→ AIM OF THE TASK: Your task is to copy the material exactly.

------ DATA SHOWN ------

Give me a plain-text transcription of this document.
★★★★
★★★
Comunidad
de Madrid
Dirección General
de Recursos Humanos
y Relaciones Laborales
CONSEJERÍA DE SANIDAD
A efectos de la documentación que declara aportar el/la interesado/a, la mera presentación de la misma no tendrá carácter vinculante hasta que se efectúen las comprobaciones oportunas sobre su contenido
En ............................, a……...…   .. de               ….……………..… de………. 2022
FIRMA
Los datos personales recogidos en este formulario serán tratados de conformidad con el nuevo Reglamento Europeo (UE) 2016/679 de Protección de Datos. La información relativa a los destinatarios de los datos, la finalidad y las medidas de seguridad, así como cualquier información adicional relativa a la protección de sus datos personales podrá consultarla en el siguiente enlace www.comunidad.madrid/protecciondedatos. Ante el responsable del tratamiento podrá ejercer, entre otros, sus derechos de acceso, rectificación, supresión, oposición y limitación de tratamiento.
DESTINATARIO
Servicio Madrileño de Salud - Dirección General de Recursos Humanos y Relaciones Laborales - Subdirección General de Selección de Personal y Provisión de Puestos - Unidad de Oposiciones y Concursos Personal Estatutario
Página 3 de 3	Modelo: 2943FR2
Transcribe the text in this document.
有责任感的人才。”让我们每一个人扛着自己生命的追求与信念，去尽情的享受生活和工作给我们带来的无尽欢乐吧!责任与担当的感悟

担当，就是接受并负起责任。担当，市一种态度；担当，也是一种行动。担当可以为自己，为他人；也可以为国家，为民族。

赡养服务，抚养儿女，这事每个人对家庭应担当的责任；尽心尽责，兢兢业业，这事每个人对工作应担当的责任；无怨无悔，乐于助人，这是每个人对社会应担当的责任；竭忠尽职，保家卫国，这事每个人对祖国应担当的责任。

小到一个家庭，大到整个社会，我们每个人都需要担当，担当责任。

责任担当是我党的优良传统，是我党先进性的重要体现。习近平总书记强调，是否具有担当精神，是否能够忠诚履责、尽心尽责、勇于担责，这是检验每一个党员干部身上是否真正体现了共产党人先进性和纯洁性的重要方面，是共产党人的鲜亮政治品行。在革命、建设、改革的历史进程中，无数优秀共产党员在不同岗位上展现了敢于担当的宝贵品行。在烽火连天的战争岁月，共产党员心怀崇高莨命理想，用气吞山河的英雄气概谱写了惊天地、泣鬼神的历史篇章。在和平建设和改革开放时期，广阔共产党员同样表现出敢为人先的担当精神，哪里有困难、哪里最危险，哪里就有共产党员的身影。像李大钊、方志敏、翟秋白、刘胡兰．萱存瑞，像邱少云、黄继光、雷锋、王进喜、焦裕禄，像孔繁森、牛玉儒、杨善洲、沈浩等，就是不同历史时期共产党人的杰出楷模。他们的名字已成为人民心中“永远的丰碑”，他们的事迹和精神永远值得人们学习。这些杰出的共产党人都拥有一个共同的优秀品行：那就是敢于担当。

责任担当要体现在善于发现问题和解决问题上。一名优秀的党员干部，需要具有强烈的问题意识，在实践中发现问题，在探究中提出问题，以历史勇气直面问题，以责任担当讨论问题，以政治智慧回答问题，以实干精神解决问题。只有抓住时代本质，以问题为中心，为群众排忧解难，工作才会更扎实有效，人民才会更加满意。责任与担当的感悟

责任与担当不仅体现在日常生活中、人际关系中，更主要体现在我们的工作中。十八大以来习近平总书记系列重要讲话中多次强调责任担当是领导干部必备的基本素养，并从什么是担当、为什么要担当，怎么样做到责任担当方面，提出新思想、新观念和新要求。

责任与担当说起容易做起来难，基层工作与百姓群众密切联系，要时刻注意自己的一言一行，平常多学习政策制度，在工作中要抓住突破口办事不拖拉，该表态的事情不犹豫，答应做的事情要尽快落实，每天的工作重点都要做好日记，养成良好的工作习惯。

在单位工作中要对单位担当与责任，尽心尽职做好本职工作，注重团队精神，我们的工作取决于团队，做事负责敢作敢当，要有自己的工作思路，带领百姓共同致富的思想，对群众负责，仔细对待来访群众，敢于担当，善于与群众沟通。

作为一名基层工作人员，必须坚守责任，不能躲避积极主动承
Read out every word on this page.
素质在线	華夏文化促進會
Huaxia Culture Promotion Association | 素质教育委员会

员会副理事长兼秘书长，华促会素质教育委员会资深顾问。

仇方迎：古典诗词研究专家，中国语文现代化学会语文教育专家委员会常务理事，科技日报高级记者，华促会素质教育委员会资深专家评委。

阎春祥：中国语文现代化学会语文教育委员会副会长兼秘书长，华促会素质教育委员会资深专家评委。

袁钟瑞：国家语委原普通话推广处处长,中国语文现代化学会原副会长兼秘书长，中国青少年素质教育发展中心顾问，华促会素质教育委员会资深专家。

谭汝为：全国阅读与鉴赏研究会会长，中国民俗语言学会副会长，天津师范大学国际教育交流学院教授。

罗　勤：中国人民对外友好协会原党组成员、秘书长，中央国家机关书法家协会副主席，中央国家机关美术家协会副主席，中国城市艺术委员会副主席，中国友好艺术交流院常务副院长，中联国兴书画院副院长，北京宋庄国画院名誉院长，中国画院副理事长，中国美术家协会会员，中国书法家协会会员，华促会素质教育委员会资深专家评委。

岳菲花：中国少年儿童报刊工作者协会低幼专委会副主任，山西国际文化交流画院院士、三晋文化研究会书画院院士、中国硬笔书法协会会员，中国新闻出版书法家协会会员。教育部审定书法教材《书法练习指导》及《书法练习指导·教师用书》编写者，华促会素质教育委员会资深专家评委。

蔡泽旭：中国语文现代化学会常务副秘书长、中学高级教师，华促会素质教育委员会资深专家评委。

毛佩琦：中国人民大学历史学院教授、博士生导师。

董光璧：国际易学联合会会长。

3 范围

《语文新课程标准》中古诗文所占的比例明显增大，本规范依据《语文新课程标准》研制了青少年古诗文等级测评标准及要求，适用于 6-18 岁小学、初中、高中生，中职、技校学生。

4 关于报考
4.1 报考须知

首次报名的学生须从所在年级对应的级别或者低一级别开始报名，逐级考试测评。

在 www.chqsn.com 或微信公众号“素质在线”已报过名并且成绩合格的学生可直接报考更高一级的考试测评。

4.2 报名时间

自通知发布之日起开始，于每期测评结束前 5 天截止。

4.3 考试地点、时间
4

------

→ OUTPUT OF THE TASK:
Give me a plain-text transcription of this document.
★★★★
★★★
Comunidad
de Madrid
Dirección General
de Recursos Humanos
y Relaciones Laborales
CONSEJERÍA DE SANIDAD
A efectos de la documentación que declara aportar el/la interesado/a, la mera presentación de la misma no tendrá carácter vinculante hasta que se efectúen las comprobaciones oportunas sobre su contenido
En ............................, a……...…   .. de               ….……………..… de………. 2022
FIRMA
Los datos personales recogidos en este formulario serán tratados de conformidad con el nuevo Reglamento Europeo (UE) 2016/679 de Protección de Datos. La información relativa a los destinatarios de los datos, la finalidad y las medidas de seguridad, así como cualquier información adicional relativa a la protección de sus datos personales podrá consultarla en el siguiente enlace www.comunidad.madrid/protecciondedatos. Ante el responsable del tratamiento podrá ejercer, entre otros, sus derechos de acceso, rectificación, supresión, oposición y limitación de tratamiento.
DESTINATARIO
Servicio Madrileño de Salud - Dirección General de Recursos Humanos y Relaciones Laborales - Subdirección General de Selección de Personal y Provisión de Puestos - Unidad de Oposiciones y Concursos Personal Estatutario
Página 3 de 3	Modelo: 2943FR2
Transcribe the text in this document.
有责任感的人才。”让我们每一个人扛着自己生命的追求与信念，去尽情的享受生活和工作给我们带来的无尽欢乐吧!责任与担当的感悟

担当，就是接受并负起责任。担当，市一种态度；担当，也是一种行动。担当可以为自己，为他人；也可以为国家，为民族。

赡养服务，抚养儿女，这事每个人对家庭应担当的责任；尽心尽责，兢兢业业，这事每个人对工作应担当的责任；无怨无悔，乐于助人，这是每个人对社会应担当的责任；竭忠尽职，保家卫国，这事每个人对祖国应担当的责任。

小到一个家庭，大到整个社会，我们每个人都需要担当，担当责任。

责任担当是我党的优良传统，是我党先进性的重要体现。习近平总书记强调，是否具有担当精神，是否能够忠诚履责、尽心尽责、勇于担责，这是检验每一个党员干部身上是否真正体现了共产党人先进性和纯洁性的重要方面，是共产党人的鲜亮政治品行。在革命、建设、改革的历史进程中，无数优秀共产党员在不同岗位上展现了敢于担当的宝贵品行。在烽火连天的战争岁月，共产党员心怀崇高莨命理想，用气吞山河的英雄气概谱写了惊天地、泣鬼神的历史篇章。在和平建设和改革开放时期，广阔共产党员同样表现出敢为人先的担当精神，哪里有困难、哪里最危险，哪里就有共产党员的身影。像李大钊、方志敏、翟秋白、刘胡兰．萱存瑞，像邱少云、黄继光、雷锋、王进喜、焦裕禄，像孔繁森、牛玉儒、杨善洲、沈浩等，就是不同历史时期共产党人的杰出楷模。他们的名字已成为人民心中“永远的丰碑”，他们的事迹和精神永远值得人们学习。这些杰出的共产党人都拥有一个共同的优秀品行：那就是敢于担当。

责任担当要体现在善于发现问题和解决问题上。一名优秀的党员干部，需要具有强烈的问题意识，在实践中发现问题，在探究中提出问题，以历史勇气直面问题，以责任担当讨论问题，以政治智慧回答问题，以实干精神解决问题。只有抓住时代本质，以问题为中心，为群众排忧解难，工作才会更扎实有效，人民才会更加满意。责任与担当的感悟

责任与担当不仅体现在日常生活中、人际关系中，更主要体现在我们的工作中。十八大以来习近平总书记系列重要讲话中多次强调责任担当是领导干部必备的基本素养，并从什么是担当、为什么要担当，怎么样做到责任担当方面，提出新思想、新观念和新要求。

责任与担当说起容易做起来难，基层工作与百姓群众密切联系，要时刻注意自己的一言一行，平常多学习政策制度，在工作中要抓住突破口办事不拖拉，该表态的事情不犹豫，答应做的事情要尽快落实，每天的工作重点都要做好日记，养成良好的工作习惯。

在单位工作中要对单位担当与责任，尽心尽职做好本职工作，注重团队精神，我们的工作取决于团队，做事负责敢作敢当，要有自己的工作思路，带领百姓共同致富的思想，对群众负责，仔细对待来访群众，敢于担当，善于与群众沟通。

作为一名基层工作人员，必须坚守责任，不能躲避积极主动承
Read out every word on this page.
素质在线	華夏文化促進會
Huaxia Culture Promotion Association | 素质教育委员会

员会副理事长兼秘书长，华促会素质教育委员会资深顾问。

仇方迎：古典诗词研究专家，中国语文现代化学会语文教育专家委员会常务理事，科技日报高级记者，华促会素质教育委员会资深专家评委。

阎春祥：中国语文现代化学会语文教育委员会副会长兼秘书长，华促会素质教育委员会资深专家评委。

袁钟瑞：国家语委原普通话推广处处长,中国语文现代化学会原副会长兼秘书长，中国青少年素质教育发展中心顾问，华促会素质教育委员会资深专家。

谭汝为：全国阅读与鉴赏研究会会长，中国民俗语言学会副会长，天津师范大学国际教育交流学院教授。

罗　勤：中国人民对外友好协会原党组成员、秘书长，中央国家机关书法家协会副主席，中央国家机关美术家协会副主席，中国城市艺术委员会副主席，中国友好艺术交流院常务副院长，中联国兴书画院副院长，北京宋庄国画院名誉院长，中国画院副理事长，中国美术家协会会员，中国书法家协会会员，华促会素质教育委员会资深专家评委。

岳菲花：中国少年儿童报刊工作者协会低幼专委会副主任，山西国际文化交流画院院士、三晋文化研究会书画院院士、中国硬笔书法协会会员，中国新闻出版书法家协会会员。教育部审定书法教材《书法练习指导》及《书法练习指导·教师用书》编写者，华促会素质教育委员会资深专家评委。

蔡泽旭：中国语文现代化学会常务副秘书长、中学高级教师，华促会素质教育委员会资深专家评委。

毛佩琦：中国人民大学历史学院教授、博士生导师。

董光璧：国际易学联合会会长。

3 范围

《语文新课程标准》中古诗文所占的比例明显增大，本规范依据《语文新课程标准》研制了青少年古诗文等级测评标准及要求，适用于 6-18 岁小学、初中、高中生，中职、技校学生。

4 关于报考
4.1 报考须知

首次报名的学生须从所在年级对应的级别或者低一级别开始报名，逐级考试测评。

在 www.chqsn.com 或微信公众号“素质在线”已报过名并且成绩合格的学生可直接报考更高一级的考试测评。

4.2 报名时间

自通知发布之日起开始，于每期测评结束前 5 天截止。

4.3 考试地点、时间
4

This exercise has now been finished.